● The tasks:
a: From the comment thread about the school board meeting, give again the part that opens with the words containing "DeBell struggled on" and closes with "lotta of dime.".
b: In the comment thread about the school board meeting, how much is each district asked to pay for the legal costs of the group suing the state?
c: Finish out the next part of the comment thread about the school board meeting, starting after its last sentence.

● Selection:
▼
DeBell struggled on and said the rate had been negotiated between staff and the Alliance.  Smith-Blum just said maybe it would be better to get the full information to the entire Board and this should wait for Introduction at a Board meeting.  The Alliance staff left, looking none too happy.


mirmac1 said…
Thank you Ms Smith-Blum for asking the questions that MUST be asked. Sh*t, figuring the Visa charge, SPS is out a whole lotta of dime.
Po3 said…
Why all these unhappy looks anytime basic fiscal oversight is mentioned?
Anonymous said…
volunteers come and go because ...


133k or 100k could cover a couple of people actually ...


Catherine said…
Oh... I LOVE IT... the accounting services SHOULD go out to competitive bid.

And lets not forget that at least in the past, the Alliance harvested names from that accounting they do to use for their own fundraising. The PTAs should be charging the Alliance per name harvested.
dan dempsey said…
The district is part of an organization of a group of districts that is suing the state over fully-funding school. Each district is asked to pay $1 per student for legal costs and the district is committed to continuing with the group. The money is part of the Legal department's budget. (NEWS is the acronym for the group but I can't find the sheet that spells it out).

Network for Excellence in Washington Schools.

Here is the website for NEWS.

So the McCleary case was a winner in Superior Court. Then the WA State Supreme Court tossed the big curveball with its ruling .... that it is OK to keep violating students constitutional rights because in 2009 the State put a plan in place to fund schools adequately by 2018.

So what is happening at this moment?

Are we waiting until 2019 for next move?
Someone said…
That is an excellent point - why doesn't the accting go for bid? And why all the unhappy faces among senior staff? I am not a fan of conspiracy theories but everytime one of these circumstances gets reported that "appear" to entail a back room deal - it makes me soooo stinkin' angry. That's essentially my money you are playing around with, as a taxpayer. I'm willing to bet someone else could do just as spiffy a job for a much better deal. Is it worth writing to the Board on this one?
seattle citizen said…
"...the new teacher/principal evaluation legislation syncs up with SPS's policy fairly well, according to Ms. Ferguson."
▲
● Data segment:
▼
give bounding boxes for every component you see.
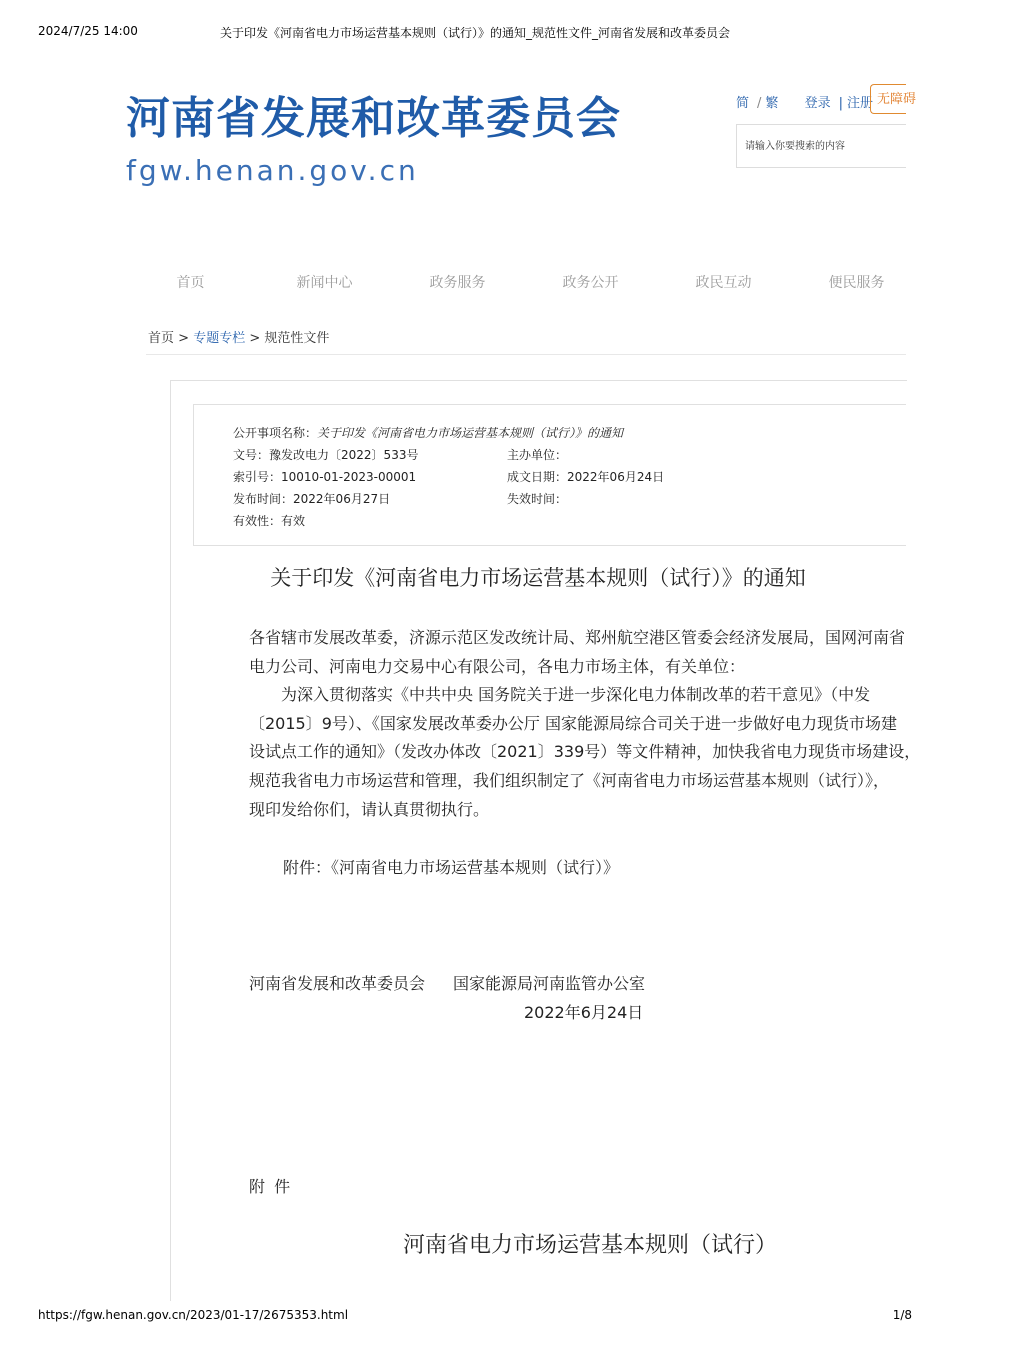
▲
● Results of the tasks:
a:
DeBell struggled on and said the rate had been negotiated between staff and the Alliance.  Smith-Blum just said maybe it would be better to get the full information to the entire Board and this should wait for Introduction at a Board meeting.  The Alliance staff left, looking none too happy.


mirmac1 said…
Thank you Ms Smith-Blum for asking the questions that MUST be asked. Sh*t, figuring the Visa charge, SPS is out a whole lotta of dime.

b: Each district is asked to pay $1 per student.

c:
I expect that the LEV/Stand/OSC/State law on evaluations is written such that test scores are actually some percentage of evaluations. The SPS evaluation currently in use "merely" uses test scores to trigger closer observation (a teacher could be dropped into the "lowest" level of the evaluatory system, and would be subject to more scrutiny/procedure)

My guess is that LEV/Stand/OSC will demand that districts use test scores as an actual percentage of an eval, rather than as a trigger of closer scrutiny. Because, of course, Gates->Alliance->LEV->A+, with Stand On Children, is really about helping teachers get better at their practice...
seattle citizen said…
And of course the Seattle Times has already come down against those dang unions regarding evaluations:Details of new educator-evaluation system will matter
The tragedy is that the Times, and all the others who constantly bash the union, are framing evaluation as a mere bargaining/work point, ignoring the detrimental effects of the massive swing to testing on teaching and learning.

The Times opines:
"...subject to union bargaining, setting up the potential for havoc...The Washington Education Association was able to weaken the evaluation bill...specific policies will also be bargained...That obviously waters down the original intent...Expect broad inconsistencies as local districts struggle to reach agreement with unions. More districts may face strikes..."

Perhaps the community could help refocus the discussion on what these tests do to education, rather than on how the union is supposedly merely an impediment to collaborative changes to make teaching better.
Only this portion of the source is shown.